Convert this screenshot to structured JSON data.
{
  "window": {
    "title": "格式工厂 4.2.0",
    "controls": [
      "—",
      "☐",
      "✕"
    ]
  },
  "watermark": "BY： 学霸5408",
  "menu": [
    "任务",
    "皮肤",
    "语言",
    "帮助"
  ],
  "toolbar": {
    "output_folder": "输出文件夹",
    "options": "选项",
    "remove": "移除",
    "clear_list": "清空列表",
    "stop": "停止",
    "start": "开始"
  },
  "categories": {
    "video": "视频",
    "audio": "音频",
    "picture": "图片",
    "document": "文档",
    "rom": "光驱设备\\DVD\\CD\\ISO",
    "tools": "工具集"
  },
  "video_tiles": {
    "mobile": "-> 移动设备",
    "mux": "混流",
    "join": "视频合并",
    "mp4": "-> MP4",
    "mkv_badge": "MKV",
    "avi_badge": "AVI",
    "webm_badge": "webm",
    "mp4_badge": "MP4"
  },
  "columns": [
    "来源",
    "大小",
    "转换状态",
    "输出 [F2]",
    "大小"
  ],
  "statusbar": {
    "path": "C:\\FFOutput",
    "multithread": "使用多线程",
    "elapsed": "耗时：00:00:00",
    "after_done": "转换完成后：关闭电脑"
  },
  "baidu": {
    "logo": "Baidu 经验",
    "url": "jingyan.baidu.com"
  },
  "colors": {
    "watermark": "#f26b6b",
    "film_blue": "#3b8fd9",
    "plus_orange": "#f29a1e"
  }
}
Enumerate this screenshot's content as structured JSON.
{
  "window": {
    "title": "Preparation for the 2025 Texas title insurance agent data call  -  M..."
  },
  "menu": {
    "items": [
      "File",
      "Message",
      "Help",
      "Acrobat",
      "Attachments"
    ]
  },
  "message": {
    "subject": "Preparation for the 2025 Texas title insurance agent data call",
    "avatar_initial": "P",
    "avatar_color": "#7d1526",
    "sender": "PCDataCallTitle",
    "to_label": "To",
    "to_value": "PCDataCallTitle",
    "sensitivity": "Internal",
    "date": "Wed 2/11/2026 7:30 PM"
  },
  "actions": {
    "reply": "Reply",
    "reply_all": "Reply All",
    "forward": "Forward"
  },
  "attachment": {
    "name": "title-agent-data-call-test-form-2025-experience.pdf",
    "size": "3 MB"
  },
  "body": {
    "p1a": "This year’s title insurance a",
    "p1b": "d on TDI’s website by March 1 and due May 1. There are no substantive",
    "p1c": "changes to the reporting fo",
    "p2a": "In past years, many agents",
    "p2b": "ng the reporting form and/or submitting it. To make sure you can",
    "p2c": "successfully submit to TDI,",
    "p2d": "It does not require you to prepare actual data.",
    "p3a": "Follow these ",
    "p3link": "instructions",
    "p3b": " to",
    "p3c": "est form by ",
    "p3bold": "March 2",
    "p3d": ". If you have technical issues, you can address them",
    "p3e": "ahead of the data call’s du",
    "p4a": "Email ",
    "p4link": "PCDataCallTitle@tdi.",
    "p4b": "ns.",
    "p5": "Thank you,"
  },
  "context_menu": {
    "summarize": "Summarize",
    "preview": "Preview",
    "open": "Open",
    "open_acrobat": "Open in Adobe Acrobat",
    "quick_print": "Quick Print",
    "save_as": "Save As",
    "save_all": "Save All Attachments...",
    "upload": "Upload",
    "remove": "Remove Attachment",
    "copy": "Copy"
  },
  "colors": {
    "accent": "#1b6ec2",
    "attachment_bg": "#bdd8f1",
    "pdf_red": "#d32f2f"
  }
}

### Task
Report how many lines of the listing above include the word "remove". Say nothing but the number.

### Solution to the problem
2